* _THE EXERCISE_
Below are some records. Say how many of their lines contain the string "this", and give nothing but the number.

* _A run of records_

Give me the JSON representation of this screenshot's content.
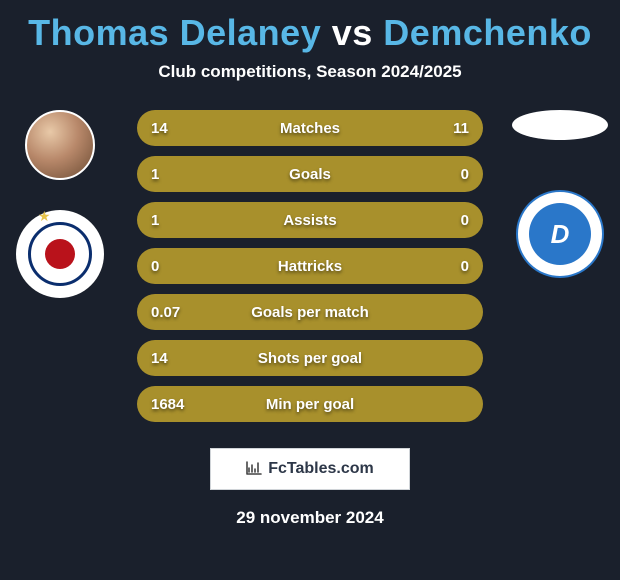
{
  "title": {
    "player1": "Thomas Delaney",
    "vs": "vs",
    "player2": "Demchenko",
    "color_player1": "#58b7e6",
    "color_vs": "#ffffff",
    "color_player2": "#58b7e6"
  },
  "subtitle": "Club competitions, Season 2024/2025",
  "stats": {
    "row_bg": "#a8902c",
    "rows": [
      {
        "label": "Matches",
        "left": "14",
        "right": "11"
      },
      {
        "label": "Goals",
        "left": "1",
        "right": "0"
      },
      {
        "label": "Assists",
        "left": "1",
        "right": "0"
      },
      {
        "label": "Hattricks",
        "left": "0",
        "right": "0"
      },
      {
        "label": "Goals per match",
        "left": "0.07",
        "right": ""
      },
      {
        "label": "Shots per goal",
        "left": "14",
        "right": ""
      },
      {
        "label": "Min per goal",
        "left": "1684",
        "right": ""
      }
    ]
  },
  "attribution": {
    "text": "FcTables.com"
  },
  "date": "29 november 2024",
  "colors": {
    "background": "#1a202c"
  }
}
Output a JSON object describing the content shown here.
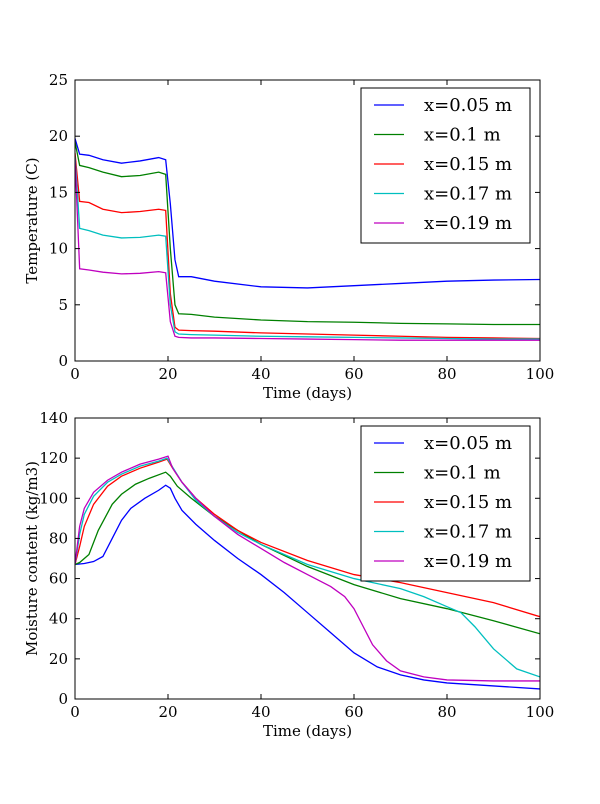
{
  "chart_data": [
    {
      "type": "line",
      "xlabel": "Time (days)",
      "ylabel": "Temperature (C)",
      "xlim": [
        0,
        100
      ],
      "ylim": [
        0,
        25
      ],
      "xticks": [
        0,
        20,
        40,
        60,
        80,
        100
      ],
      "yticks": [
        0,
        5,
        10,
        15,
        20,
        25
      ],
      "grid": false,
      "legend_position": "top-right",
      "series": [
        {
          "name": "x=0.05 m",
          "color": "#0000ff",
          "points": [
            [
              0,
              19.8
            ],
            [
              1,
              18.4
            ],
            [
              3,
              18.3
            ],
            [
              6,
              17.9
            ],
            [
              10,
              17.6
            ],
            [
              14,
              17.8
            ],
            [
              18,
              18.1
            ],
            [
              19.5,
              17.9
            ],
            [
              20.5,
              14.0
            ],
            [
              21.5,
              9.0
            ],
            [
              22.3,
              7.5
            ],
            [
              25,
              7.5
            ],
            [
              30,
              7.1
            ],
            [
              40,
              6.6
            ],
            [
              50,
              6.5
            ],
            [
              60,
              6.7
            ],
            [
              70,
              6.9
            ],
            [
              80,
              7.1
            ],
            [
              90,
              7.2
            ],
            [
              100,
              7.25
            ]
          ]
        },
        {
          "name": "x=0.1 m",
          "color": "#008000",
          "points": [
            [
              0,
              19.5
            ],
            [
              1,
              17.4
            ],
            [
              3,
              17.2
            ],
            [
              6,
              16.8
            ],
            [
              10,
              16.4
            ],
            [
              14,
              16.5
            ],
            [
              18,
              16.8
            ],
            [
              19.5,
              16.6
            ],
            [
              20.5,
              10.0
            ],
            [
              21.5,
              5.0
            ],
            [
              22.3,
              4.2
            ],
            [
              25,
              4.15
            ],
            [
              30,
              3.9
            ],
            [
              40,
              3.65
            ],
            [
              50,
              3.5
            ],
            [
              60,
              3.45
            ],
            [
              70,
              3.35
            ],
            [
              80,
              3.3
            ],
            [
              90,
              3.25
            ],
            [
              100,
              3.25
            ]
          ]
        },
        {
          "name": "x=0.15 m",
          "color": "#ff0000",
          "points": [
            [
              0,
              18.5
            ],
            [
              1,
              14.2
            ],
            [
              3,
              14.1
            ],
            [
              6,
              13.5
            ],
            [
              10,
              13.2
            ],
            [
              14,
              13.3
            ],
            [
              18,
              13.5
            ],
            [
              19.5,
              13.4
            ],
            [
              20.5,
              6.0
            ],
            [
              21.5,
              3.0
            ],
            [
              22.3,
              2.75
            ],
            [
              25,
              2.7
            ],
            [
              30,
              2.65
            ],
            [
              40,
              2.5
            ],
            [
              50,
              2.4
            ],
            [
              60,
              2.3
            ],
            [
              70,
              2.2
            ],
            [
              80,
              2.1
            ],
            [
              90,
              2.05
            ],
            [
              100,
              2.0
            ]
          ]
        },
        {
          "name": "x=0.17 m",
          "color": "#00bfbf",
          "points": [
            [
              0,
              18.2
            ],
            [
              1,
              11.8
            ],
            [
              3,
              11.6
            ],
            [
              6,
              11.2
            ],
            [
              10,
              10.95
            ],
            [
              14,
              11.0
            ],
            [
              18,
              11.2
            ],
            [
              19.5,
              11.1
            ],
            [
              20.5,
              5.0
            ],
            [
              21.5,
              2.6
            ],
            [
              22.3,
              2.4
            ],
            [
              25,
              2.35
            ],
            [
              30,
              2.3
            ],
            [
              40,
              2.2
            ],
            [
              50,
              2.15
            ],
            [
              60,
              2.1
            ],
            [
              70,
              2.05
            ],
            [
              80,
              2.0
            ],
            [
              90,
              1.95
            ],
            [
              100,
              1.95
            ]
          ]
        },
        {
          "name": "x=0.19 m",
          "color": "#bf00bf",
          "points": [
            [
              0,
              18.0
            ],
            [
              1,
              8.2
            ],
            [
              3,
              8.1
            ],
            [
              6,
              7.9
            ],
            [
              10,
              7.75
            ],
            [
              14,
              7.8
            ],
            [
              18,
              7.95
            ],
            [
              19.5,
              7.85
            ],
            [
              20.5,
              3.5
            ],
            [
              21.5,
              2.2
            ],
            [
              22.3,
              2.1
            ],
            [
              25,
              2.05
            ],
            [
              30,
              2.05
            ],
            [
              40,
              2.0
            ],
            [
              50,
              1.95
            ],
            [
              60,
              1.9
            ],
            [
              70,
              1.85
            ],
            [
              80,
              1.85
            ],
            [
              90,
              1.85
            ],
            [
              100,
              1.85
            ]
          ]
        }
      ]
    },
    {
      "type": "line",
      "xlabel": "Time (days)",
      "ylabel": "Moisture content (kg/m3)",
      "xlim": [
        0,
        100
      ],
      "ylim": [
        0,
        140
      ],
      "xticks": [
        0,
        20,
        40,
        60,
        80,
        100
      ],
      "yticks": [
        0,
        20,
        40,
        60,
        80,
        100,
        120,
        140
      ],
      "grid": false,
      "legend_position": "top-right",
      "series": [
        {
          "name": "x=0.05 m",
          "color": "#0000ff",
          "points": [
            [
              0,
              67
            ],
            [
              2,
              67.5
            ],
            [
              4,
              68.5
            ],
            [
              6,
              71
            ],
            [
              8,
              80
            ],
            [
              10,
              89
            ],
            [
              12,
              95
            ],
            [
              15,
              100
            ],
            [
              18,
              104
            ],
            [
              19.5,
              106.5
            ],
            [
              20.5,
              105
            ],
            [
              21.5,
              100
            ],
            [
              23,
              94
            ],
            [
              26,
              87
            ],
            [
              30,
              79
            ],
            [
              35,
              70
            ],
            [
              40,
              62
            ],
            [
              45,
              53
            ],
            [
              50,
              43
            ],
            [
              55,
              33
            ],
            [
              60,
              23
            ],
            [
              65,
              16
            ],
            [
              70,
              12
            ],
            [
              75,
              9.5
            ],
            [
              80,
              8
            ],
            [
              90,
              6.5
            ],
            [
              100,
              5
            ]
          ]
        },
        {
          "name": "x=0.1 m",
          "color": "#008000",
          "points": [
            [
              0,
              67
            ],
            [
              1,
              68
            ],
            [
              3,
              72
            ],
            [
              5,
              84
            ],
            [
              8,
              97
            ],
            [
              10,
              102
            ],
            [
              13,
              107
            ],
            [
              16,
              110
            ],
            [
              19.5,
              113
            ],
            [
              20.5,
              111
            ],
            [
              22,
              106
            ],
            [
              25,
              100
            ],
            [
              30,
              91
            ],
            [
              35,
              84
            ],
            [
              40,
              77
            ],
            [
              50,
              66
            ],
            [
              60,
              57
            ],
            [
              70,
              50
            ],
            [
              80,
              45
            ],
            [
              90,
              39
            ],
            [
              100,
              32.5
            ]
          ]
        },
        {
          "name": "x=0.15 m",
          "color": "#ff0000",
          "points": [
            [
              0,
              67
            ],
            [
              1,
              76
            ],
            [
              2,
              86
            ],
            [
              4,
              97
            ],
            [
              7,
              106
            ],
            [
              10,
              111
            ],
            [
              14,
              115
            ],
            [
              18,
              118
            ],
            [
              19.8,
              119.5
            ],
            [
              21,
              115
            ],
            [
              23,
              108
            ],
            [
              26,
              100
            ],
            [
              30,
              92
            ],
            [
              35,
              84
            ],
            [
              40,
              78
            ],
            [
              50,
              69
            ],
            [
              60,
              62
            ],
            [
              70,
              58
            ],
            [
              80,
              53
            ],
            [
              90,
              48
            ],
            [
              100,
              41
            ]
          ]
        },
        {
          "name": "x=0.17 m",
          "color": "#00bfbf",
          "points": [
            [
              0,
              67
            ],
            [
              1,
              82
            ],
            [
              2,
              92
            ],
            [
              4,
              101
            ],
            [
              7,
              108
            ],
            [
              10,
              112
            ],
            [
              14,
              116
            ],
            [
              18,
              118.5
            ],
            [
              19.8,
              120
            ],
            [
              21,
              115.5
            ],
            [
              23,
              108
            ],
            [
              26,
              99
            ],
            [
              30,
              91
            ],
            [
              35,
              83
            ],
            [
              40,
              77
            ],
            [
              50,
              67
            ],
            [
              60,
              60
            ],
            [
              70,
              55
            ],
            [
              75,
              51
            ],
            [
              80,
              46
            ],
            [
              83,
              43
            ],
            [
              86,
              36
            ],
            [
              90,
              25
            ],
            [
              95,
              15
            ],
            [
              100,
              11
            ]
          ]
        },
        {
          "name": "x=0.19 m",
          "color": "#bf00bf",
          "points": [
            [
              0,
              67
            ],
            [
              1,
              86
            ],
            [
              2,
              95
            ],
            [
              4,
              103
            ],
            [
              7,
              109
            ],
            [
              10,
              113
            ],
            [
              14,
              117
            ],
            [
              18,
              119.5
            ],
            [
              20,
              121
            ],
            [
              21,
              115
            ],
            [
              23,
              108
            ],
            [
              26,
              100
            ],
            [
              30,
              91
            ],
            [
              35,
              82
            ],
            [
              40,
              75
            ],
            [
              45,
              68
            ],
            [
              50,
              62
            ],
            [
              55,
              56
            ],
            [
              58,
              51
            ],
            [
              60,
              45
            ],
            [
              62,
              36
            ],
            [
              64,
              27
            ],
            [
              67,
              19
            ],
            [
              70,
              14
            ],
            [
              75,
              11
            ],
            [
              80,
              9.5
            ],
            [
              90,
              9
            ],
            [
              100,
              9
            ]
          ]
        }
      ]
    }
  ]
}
* * *
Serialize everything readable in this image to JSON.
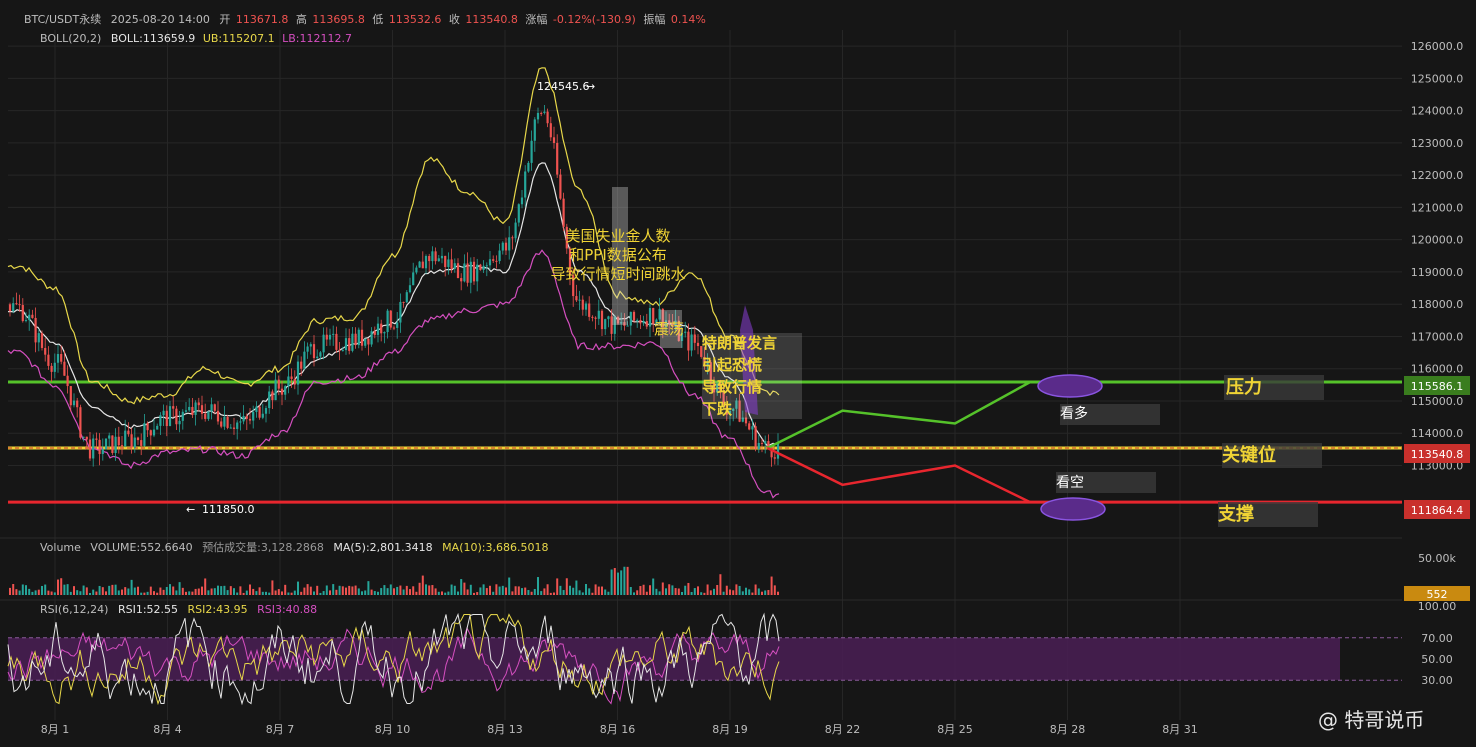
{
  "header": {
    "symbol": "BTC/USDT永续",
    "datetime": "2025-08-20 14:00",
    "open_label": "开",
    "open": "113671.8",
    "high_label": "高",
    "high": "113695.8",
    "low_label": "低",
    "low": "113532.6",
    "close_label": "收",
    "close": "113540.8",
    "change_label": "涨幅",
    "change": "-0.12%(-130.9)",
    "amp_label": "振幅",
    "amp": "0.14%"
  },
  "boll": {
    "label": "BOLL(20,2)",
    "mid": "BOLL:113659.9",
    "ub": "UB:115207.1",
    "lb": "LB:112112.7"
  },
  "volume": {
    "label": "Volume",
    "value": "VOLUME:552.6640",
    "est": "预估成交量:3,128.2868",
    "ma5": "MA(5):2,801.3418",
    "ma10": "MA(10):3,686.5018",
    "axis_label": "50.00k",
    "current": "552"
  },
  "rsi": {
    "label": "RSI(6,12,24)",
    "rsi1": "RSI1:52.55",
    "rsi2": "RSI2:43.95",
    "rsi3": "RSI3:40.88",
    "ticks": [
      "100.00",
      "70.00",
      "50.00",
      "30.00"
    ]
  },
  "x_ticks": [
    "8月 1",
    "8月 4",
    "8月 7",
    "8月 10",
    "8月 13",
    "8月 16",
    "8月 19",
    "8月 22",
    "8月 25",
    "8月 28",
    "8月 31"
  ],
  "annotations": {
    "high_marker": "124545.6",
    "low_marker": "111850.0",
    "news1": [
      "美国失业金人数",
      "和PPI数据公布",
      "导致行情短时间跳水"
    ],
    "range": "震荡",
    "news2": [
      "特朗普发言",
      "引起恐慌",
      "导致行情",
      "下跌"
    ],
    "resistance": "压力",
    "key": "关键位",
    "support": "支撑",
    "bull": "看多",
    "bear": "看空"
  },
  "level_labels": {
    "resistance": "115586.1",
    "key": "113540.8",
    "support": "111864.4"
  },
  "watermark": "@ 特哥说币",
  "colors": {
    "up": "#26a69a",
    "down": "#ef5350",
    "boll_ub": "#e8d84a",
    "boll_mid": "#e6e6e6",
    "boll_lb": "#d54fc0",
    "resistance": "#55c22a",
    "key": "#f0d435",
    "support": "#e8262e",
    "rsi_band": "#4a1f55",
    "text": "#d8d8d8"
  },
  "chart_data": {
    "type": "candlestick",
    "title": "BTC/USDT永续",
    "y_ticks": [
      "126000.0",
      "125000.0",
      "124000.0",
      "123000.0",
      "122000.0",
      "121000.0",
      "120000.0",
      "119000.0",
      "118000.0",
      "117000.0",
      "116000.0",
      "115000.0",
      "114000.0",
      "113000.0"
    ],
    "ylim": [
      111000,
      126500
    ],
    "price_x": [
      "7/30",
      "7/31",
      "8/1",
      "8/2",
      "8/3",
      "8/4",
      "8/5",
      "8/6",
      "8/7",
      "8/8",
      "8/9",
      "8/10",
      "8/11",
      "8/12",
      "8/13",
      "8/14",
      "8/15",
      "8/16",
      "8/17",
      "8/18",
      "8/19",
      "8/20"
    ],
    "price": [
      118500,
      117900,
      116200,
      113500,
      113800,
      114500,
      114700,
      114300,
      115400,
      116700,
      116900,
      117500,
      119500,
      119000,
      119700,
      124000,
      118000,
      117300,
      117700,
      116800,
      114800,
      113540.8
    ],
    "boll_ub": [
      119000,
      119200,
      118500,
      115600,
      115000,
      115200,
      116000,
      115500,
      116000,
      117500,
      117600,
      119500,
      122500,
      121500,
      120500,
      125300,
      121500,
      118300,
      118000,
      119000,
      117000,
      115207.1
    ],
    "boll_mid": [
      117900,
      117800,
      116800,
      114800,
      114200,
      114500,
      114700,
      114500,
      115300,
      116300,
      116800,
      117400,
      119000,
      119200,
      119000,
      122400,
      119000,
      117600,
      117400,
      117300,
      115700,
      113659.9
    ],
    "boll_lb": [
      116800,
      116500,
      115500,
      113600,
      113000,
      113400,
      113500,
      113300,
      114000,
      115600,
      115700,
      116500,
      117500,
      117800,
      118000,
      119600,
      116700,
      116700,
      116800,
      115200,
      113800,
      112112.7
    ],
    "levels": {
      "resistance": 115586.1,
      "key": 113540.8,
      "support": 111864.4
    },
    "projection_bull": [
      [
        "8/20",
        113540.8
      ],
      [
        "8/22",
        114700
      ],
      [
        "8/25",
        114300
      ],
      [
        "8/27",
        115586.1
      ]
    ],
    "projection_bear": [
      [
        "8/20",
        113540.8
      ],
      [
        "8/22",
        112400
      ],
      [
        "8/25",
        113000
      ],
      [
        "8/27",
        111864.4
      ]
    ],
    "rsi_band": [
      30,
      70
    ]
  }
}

* _TASK OUTPUT_
2